TASK DESCRIPTION:
Here are some records; return them all exactly.

[Data extracted from a collection]
------------------------------------------------

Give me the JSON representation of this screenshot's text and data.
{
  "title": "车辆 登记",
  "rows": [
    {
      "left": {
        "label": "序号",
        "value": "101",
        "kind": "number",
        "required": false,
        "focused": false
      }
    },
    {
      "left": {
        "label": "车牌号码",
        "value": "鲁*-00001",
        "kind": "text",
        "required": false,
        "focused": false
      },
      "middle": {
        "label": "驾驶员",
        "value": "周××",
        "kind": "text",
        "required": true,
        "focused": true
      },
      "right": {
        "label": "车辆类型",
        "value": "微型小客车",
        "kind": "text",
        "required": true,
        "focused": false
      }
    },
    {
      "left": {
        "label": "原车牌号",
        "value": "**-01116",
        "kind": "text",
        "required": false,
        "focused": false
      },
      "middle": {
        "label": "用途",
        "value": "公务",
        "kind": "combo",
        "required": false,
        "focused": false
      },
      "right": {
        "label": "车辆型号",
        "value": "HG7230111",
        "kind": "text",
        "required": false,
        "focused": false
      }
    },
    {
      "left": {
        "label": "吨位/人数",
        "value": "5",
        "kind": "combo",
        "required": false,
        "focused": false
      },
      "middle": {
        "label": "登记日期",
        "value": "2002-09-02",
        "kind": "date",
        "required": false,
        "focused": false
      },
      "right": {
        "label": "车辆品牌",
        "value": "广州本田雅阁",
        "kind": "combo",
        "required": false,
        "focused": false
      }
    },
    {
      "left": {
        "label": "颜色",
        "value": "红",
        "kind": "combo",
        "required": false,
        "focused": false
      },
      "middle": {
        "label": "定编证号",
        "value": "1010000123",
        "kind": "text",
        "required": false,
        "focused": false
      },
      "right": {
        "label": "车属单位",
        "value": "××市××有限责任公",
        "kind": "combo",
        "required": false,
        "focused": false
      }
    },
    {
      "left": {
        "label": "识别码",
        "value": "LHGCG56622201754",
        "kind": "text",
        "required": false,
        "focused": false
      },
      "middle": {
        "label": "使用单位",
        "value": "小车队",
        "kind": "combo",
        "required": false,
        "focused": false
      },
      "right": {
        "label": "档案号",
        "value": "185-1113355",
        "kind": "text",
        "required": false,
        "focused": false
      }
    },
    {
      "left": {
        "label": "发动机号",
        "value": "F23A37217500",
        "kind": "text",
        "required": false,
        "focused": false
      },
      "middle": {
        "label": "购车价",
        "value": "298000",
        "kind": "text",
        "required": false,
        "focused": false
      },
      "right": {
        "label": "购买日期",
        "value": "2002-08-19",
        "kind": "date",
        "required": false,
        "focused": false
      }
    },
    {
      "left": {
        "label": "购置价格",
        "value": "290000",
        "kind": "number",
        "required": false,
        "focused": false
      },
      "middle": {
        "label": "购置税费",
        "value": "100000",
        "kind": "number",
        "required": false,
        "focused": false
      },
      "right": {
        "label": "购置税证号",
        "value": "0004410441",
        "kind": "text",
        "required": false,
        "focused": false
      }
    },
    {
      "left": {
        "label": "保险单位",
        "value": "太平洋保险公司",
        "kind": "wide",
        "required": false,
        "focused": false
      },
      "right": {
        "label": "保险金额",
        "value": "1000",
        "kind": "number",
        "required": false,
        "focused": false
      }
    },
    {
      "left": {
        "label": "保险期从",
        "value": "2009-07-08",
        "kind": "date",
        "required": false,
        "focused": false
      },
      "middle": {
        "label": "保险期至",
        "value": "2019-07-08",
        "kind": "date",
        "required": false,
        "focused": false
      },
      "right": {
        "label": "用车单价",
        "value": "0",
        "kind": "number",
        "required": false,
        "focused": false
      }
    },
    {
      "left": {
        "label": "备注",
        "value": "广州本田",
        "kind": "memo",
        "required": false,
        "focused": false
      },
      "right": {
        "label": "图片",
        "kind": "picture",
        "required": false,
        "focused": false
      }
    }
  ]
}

------------------------------------------------

FULL OUTPUT:
Give me the JSON representation of this screenshot's text and data.
{
  "title": "车辆 登记",
  "rows": [
    {
      "left": {
        "label": "序号",
        "value": "101",
        "kind": "number",
        "required": false,
        "focused": false
      }
    },
    {
      "left": {
        "label": "车牌号码",
        "value": "鲁*-00001",
        "kind": "text",
        "required": false,
        "focused": false
      },
      "middle": {
        "label": "驾驶员",
        "value": "周××",
        "kind": "text",
        "required": true,
        "focused": true
      },
      "right": {
        "label": "车辆类型",
        "value": "微型小客车",
        "kind": "text",
        "required": true,
        "focused": false
      }
    },
    {
      "left": {
        "label": "原车牌号",
        "value": "**-01116",
        "kind": "text",
        "required": false,
        "focused": false
      },
      "middle": {
        "label": "用途",
        "value": "公务",
        "kind": "combo",
        "required": false,
        "focused": false
      },
      "right": {
        "label": "车辆型号",
        "value": "HG7230111",
        "kind": "text",
        "required": false,
        "focused": false
      }
    },
    {
      "left": {
        "label": "吨位/人数",
        "value": "5",
        "kind": "combo",
        "required": false,
        "focused": false
      },
      "middle": {
        "label": "登记日期",
        "value": "2002-09-02",
        "kind": "date",
        "required": false,
        "focused": false
      },
      "right": {
        "label": "车辆品牌",
        "value": "广州本田雅阁",
        "kind": "combo",
        "required": false,
        "focused": false
      }
    },
    {
      "left": {
        "label": "颜色",
        "value": "红",
        "kind": "combo",
        "required": false,
        "focused": false
      },
      "middle": {
        "label": "定编证号",
        "value": "1010000123",
        "kind": "text",
        "required": false,
        "focused": false
      },
      "right": {
        "label": "车属单位",
        "value": "××市××有限责任公",
        "kind": "combo",
        "required": false,
        "focused": false
      }
    },
    {
      "left": {
        "label": "识别码",
        "value": "LHGCG56622201754",
        "kind": "text",
        "required": false,
        "focused": false
      },
      "middle": {
        "label": "使用单位",
        "value": "小车队",
        "kind": "combo",
        "required": false,
        "focused": false
      },
      "right": {
        "label": "档案号",
        "value": "185-1113355",
        "kind": "text",
        "required": false,
        "focused": false
      }
    },
    {
      "left": {
        "label": "发动机号",
        "value": "F23A37217500",
        "kind": "text",
        "required": false,
        "focused": false
      },
      "middle": {
        "label": "购车价",
        "value": "298000",
        "kind": "text",
        "required": false,
        "focused": false
      },
      "right": {
        "label": "购买日期",
        "value": "2002-08-19",
        "kind": "date",
        "required": false,
        "focused": false
      }
    },
    {
      "left": {
        "label": "购置价格",
        "value": "290000",
        "kind": "number",
        "required": false,
        "focused": false
      },
      "middle": {
        "label": "购置税费",
        "value": "100000",
        "kind": "number",
        "required": false,
        "focused": false
      },
      "right": {
        "label": "购置税证号",
        "value": "0004410441",
        "kind": "text",
        "required": false,
        "focused": false
      }
    },
    {
      "left": {
        "label": "保险单位",
        "value": "太平洋保险公司",
        "kind": "wide",
        "required": false,
        "focused": false
      },
      "right": {
        "label": "保险金额",
        "value": "1000",
        "kind": "number",
        "required": false,
        "focused": false
      }
    },
    {
      "left": {
        "label": "保险期从",
        "value": "2009-07-08",
        "kind": "date",
        "required": false,
        "focused": false
      },
      "middle": {
        "label": "保险期至",
        "value": "2019-07-08",
        "kind": "date",
        "required": false,
        "focused": false
      },
      "right": {
        "label": "用车单价",
        "value": "0",
        "kind": "number",
        "required": false,
        "focused": false
      }
    },
    {
      "left": {
        "label": "备注",
        "value": "广州本田",
        "kind": "memo",
        "required": false,
        "focused": false
      },
      "right": {
        "label": "图片",
        "kind": "picture",
        "required": false,
        "focused": false
      }
    }
  ]
}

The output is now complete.